— start Data supplied —
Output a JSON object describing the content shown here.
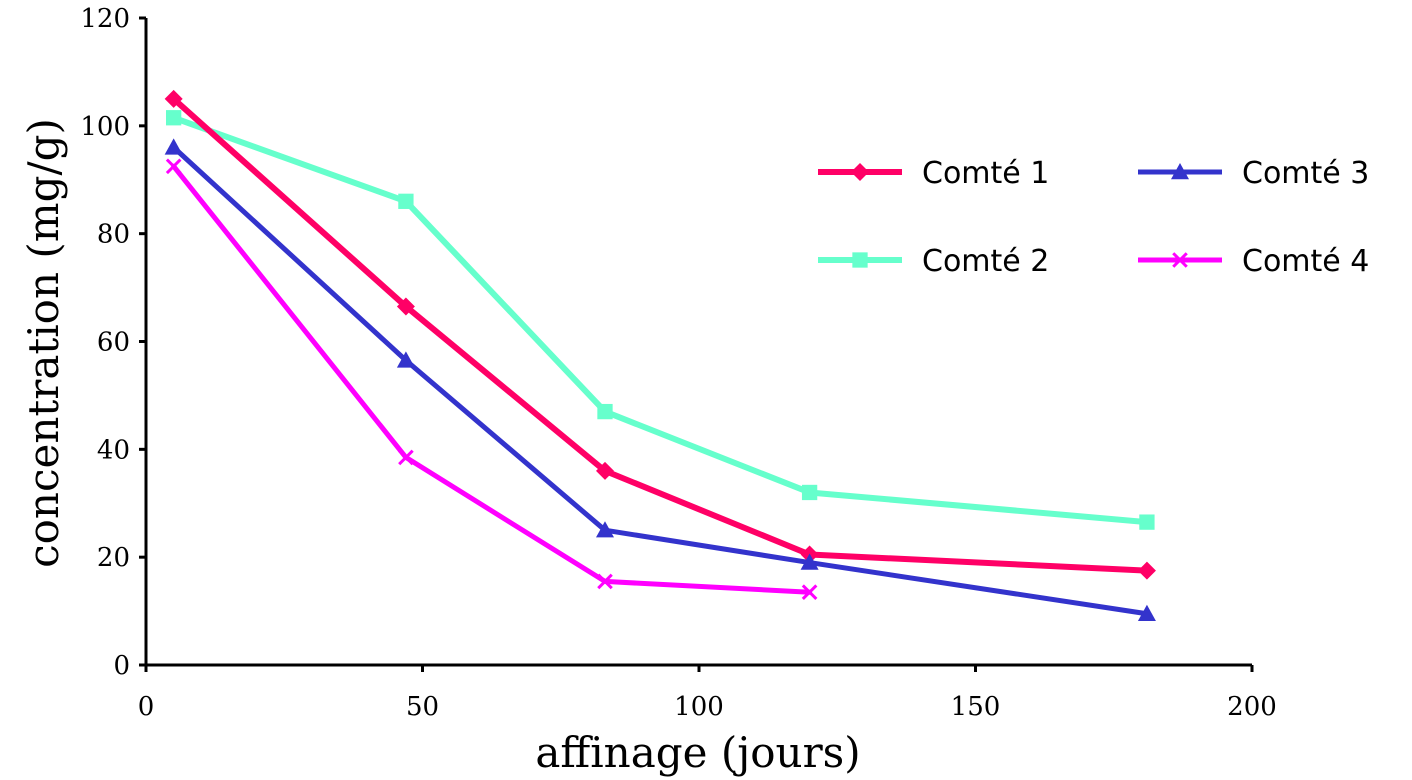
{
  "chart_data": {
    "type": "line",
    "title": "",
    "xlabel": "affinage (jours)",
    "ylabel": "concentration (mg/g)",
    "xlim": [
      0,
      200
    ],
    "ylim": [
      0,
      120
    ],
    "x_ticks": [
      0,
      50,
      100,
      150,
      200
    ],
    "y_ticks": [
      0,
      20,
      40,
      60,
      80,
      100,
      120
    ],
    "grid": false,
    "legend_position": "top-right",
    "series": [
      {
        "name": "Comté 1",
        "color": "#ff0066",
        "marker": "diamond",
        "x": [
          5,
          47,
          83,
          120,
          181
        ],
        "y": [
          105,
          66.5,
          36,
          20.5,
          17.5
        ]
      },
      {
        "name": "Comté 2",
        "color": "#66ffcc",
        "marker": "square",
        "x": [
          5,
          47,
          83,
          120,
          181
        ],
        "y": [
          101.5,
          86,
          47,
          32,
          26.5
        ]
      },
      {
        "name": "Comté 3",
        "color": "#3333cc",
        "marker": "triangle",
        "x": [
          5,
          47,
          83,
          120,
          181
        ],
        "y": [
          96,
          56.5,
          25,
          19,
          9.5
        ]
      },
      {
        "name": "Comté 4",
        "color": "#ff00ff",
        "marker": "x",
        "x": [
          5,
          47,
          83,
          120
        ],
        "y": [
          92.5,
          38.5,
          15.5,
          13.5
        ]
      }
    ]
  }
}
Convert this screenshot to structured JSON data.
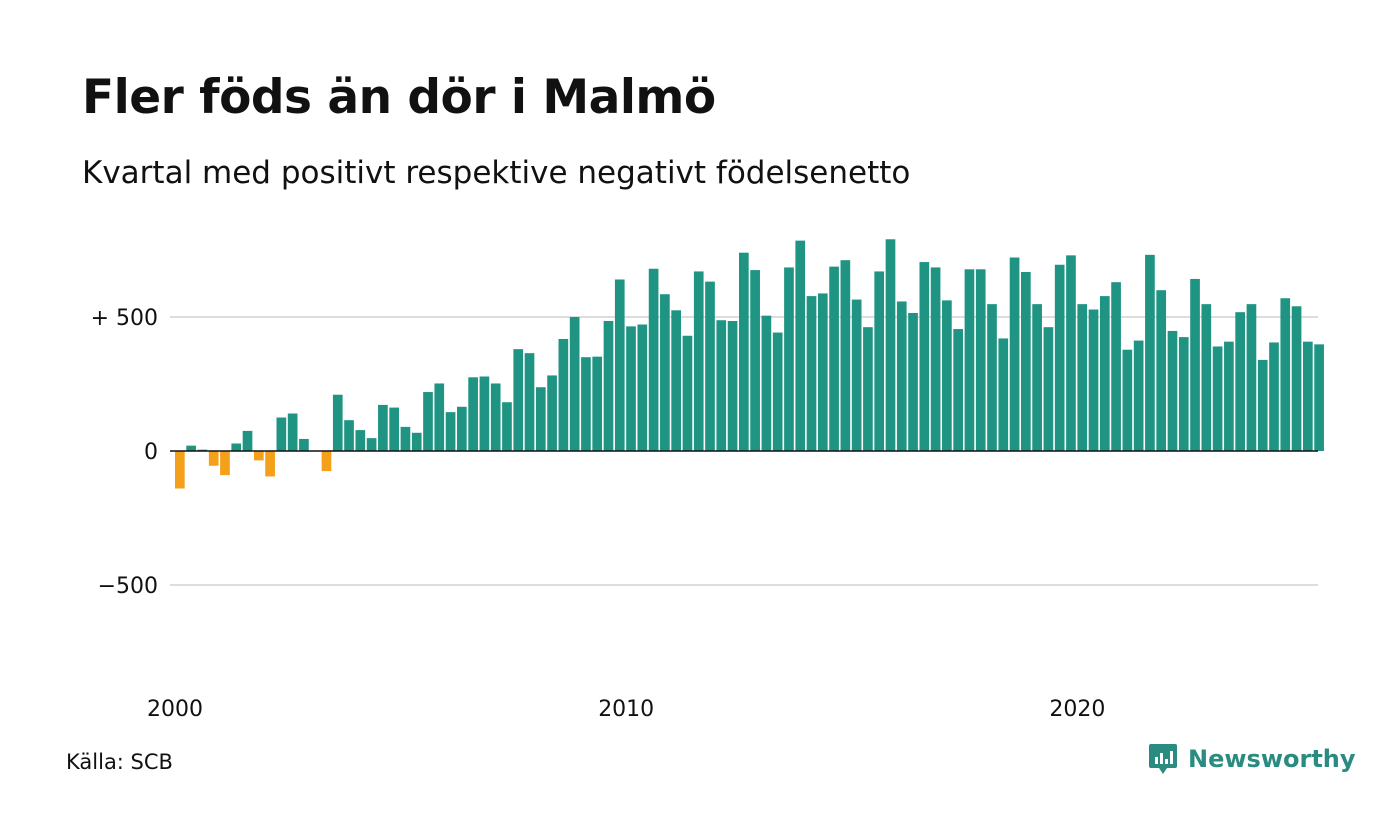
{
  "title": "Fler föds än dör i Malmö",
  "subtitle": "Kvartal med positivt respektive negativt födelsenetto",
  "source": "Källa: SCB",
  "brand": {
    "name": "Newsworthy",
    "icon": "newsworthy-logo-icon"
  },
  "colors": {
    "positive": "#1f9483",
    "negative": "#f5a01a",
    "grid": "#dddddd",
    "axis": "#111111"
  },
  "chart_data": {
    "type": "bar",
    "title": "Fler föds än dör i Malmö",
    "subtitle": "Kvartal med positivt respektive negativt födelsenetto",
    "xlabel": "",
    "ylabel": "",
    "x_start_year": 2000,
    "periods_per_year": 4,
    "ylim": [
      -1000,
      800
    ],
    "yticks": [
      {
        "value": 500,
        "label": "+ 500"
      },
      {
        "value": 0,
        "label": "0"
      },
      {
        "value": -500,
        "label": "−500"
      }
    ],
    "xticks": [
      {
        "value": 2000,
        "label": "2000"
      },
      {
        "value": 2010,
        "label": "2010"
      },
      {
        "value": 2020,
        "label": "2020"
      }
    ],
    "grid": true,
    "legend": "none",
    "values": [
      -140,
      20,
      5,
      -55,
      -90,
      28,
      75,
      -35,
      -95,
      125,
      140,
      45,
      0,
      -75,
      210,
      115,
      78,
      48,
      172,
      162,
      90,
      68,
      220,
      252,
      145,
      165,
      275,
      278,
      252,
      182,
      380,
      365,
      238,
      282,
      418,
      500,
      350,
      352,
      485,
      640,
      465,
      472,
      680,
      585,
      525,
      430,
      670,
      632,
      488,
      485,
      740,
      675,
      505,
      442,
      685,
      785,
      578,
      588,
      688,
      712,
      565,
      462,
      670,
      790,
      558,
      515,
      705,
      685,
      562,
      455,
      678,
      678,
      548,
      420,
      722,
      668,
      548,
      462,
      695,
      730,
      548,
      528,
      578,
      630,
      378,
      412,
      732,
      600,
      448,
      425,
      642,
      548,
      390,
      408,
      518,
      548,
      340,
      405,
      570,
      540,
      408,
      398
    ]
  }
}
— end Data supplied —
Each line of the data should be quoted exactly, with pictures left out.

Output a JSON object describing the content shown here.
{
  "chart_data": {
    "type": "line",
    "title": "",
    "xlabel": "affinage (jours)",
    "ylabel": "concentration (mg/g)",
    "xlim": [
      0,
      200
    ],
    "ylim": [
      0,
      120
    ],
    "x_ticks": [
      0,
      50,
      100,
      150,
      200
    ],
    "y_ticks": [
      0,
      20,
      40,
      60,
      80,
      100,
      120
    ],
    "grid": false,
    "legend_position": "top-right",
    "series": [
      {
        "name": "Comté 1",
        "color": "#ff0066",
        "marker": "diamond",
        "x": [
          5,
          47,
          83,
          120,
          181
        ],
        "y": [
          105,
          66.5,
          36,
          20.5,
          17.5
        ]
      },
      {
        "name": "Comté 2",
        "color": "#66ffcc",
        "marker": "square",
        "x": [
          5,
          47,
          83,
          120,
          181
        ],
        "y": [
          101.5,
          86,
          47,
          32,
          26.5
        ]
      },
      {
        "name": "Comté 3",
        "color": "#3333cc",
        "marker": "triangle",
        "x": [
          5,
          47,
          83,
          120,
          181
        ],
        "y": [
          96,
          56.5,
          25,
          19,
          9.5
        ]
      },
      {
        "name": "Comté 4",
        "color": "#ff00ff",
        "marker": "x",
        "x": [
          5,
          47,
          83,
          120
        ],
        "y": [
          92.5,
          38.5,
          15.5,
          13.5
        ]
      }
    ]
  }
}
Convert this screenshot to structured JSON data.
{
  "title": "Fler föds än dör i Malmö",
  "subtitle": "Kvartal med positivt respektive negativt födelsenetto",
  "source": "Källa: SCB",
  "brand": {
    "name": "Newsworthy",
    "icon": "newsworthy-logo-icon"
  },
  "colors": {
    "positive": "#1f9483",
    "negative": "#f5a01a",
    "grid": "#dddddd",
    "axis": "#111111"
  },
  "chart_data": {
    "type": "bar",
    "title": "Fler föds än dör i Malmö",
    "subtitle": "Kvartal med positivt respektive negativt födelsenetto",
    "xlabel": "",
    "ylabel": "",
    "x_start_year": 2000,
    "periods_per_year": 4,
    "ylim": [
      -1000,
      800
    ],
    "yticks": [
      {
        "value": 500,
        "label": "+ 500"
      },
      {
        "value": 0,
        "label": "0"
      },
      {
        "value": -500,
        "label": "−500"
      }
    ],
    "xticks": [
      {
        "value": 2000,
        "label": "2000"
      },
      {
        "value": 2010,
        "label": "2010"
      },
      {
        "value": 2020,
        "label": "2020"
      }
    ],
    "grid": true,
    "legend": "none",
    "values": [
      -140,
      20,
      5,
      -55,
      -90,
      28,
      75,
      -35,
      -95,
      125,
      140,
      45,
      0,
      -75,
      210,
      115,
      78,
      48,
      172,
      162,
      90,
      68,
      220,
      252,
      145,
      165,
      275,
      278,
      252,
      182,
      380,
      365,
      238,
      282,
      418,
      500,
      350,
      352,
      485,
      640,
      465,
      472,
      680,
      585,
      525,
      430,
      670,
      632,
      488,
      485,
      740,
      675,
      505,
      442,
      685,
      785,
      578,
      588,
      688,
      712,
      565,
      462,
      670,
      790,
      558,
      515,
      705,
      685,
      562,
      455,
      678,
      678,
      548,
      420,
      722,
      668,
      548,
      462,
      695,
      730,
      548,
      528,
      578,
      630,
      378,
      412,
      732,
      600,
      448,
      425,
      642,
      548,
      390,
      408,
      518,
      548,
      340,
      405,
      570,
      540,
      408,
      398
    ]
  }
}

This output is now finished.